### Exercise details
Search the records for the word "xlabel" and pick out every line that has it.

(Records from a collection of figures)
** Start **
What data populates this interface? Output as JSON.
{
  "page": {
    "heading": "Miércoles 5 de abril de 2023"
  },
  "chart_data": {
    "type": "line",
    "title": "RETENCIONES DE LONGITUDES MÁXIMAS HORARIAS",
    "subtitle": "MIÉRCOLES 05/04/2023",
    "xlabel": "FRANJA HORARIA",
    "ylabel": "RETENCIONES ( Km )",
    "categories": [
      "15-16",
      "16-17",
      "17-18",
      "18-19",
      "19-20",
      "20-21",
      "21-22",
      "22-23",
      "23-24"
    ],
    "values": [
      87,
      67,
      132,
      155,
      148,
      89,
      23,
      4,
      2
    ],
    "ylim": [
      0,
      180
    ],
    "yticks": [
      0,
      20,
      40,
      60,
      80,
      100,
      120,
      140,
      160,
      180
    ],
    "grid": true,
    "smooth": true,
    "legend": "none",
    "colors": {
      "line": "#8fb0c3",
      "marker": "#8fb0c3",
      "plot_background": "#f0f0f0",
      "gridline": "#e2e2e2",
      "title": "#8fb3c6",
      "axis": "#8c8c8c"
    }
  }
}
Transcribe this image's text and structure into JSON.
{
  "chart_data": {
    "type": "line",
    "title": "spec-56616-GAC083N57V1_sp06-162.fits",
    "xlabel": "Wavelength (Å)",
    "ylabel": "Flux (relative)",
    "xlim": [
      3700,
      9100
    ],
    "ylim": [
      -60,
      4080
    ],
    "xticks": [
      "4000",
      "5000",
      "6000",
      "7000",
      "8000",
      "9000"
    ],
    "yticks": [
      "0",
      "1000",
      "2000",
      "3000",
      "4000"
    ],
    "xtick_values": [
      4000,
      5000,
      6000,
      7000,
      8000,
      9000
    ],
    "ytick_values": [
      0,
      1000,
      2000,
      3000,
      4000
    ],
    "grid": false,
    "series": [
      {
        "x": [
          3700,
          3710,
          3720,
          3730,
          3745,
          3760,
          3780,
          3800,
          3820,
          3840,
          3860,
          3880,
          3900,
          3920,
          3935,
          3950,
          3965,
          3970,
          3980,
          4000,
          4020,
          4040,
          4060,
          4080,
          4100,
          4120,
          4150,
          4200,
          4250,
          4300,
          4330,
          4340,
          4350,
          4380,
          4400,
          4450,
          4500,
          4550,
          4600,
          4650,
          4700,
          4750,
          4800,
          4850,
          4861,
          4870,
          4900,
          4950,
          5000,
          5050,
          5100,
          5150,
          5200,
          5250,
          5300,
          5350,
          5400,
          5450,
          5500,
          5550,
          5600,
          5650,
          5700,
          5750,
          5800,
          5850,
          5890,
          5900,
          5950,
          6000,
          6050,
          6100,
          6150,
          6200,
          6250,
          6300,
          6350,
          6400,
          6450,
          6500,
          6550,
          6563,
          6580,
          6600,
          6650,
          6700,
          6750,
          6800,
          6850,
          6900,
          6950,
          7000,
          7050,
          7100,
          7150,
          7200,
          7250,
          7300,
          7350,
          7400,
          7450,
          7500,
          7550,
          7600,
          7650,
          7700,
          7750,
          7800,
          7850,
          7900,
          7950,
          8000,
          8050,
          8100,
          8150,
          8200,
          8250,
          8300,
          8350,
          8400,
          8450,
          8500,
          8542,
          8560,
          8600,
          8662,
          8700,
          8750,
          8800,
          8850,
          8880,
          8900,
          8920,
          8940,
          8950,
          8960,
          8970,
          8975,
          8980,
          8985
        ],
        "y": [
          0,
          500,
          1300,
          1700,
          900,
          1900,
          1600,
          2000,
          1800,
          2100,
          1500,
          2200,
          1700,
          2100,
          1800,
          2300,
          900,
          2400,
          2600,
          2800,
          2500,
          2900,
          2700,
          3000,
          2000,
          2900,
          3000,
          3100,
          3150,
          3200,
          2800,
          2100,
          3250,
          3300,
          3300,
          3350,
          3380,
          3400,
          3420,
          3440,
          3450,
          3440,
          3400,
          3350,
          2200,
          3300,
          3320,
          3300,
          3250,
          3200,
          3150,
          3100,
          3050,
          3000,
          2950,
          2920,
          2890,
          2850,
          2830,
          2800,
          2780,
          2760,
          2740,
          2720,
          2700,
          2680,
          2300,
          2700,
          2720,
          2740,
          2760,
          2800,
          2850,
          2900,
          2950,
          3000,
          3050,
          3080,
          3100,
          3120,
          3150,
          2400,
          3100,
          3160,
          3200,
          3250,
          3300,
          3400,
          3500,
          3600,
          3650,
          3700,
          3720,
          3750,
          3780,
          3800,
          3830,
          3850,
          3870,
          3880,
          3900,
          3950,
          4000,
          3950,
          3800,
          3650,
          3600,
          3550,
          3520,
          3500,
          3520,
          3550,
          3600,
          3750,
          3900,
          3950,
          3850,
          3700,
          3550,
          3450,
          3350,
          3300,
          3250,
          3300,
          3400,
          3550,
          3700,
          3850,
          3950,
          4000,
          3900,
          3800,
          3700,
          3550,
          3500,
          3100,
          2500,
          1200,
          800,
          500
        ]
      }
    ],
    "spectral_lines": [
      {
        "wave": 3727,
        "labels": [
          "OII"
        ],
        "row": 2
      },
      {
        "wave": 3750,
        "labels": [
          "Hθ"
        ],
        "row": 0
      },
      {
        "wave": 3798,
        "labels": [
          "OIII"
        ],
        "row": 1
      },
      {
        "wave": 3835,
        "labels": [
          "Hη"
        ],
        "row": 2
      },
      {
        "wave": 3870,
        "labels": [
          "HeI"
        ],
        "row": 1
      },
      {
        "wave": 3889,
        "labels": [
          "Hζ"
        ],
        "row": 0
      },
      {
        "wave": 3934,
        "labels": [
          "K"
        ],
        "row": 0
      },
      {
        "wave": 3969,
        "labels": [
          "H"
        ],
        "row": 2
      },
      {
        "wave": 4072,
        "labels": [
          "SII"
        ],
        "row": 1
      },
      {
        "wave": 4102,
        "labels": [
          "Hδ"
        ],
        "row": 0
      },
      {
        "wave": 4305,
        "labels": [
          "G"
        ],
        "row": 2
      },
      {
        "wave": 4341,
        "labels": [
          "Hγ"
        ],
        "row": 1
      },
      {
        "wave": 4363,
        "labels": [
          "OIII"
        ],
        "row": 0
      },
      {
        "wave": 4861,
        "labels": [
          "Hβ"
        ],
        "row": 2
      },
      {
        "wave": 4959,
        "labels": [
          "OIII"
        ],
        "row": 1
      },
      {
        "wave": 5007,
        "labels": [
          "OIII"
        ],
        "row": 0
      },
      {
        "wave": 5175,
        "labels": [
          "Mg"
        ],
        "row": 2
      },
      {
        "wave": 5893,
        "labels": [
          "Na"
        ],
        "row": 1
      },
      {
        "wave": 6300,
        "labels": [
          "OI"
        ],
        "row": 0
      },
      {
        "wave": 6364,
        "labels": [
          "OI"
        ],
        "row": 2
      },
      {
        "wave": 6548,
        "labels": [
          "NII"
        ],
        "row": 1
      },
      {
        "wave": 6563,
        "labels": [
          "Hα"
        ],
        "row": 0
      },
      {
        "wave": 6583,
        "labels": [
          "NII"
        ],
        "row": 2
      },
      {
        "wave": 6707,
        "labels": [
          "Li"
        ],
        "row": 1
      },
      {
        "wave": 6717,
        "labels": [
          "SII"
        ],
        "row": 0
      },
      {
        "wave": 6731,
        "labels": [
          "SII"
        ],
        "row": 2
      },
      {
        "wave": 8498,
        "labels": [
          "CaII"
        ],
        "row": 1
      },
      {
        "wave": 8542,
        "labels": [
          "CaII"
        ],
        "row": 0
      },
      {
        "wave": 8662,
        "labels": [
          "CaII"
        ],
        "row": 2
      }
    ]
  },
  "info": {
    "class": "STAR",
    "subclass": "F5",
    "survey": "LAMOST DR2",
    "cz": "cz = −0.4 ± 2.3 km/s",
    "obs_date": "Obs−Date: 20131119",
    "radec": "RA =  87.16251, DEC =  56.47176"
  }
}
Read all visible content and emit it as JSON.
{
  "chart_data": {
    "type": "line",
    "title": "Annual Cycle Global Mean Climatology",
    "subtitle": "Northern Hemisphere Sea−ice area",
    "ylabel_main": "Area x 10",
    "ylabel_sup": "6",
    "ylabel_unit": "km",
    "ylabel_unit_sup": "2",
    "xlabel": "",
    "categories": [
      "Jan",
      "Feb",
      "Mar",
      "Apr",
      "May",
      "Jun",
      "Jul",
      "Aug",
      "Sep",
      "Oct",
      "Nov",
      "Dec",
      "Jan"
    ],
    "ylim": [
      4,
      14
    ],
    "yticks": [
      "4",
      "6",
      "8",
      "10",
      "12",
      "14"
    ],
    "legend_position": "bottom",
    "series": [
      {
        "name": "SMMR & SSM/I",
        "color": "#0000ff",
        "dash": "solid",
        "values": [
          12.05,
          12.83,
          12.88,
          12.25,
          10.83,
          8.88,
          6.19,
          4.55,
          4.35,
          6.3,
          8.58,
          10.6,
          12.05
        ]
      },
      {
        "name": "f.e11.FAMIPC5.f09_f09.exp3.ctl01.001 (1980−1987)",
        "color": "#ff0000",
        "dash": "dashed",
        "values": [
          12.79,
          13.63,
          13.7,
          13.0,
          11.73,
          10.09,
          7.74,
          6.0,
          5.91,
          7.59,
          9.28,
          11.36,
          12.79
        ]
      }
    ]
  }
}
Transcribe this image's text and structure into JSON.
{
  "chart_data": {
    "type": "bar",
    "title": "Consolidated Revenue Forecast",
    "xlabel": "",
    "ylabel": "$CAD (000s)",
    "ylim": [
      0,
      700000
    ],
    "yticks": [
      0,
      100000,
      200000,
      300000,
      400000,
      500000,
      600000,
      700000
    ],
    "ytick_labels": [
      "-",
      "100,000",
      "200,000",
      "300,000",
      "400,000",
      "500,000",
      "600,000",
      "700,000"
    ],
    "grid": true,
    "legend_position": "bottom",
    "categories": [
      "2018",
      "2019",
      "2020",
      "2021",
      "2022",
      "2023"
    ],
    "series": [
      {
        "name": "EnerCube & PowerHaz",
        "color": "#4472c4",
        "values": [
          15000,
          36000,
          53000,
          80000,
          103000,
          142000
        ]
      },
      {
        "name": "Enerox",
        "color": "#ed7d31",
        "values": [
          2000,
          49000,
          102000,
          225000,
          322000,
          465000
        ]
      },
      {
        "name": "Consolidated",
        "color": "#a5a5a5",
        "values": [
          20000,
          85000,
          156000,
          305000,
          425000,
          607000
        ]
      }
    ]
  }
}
** End **
### In response
    "xlabel": "FRANJA HORARIA",
    "xlabel": "Wavelength (Å)",
    "xlabel": "",
    "xlabel": "",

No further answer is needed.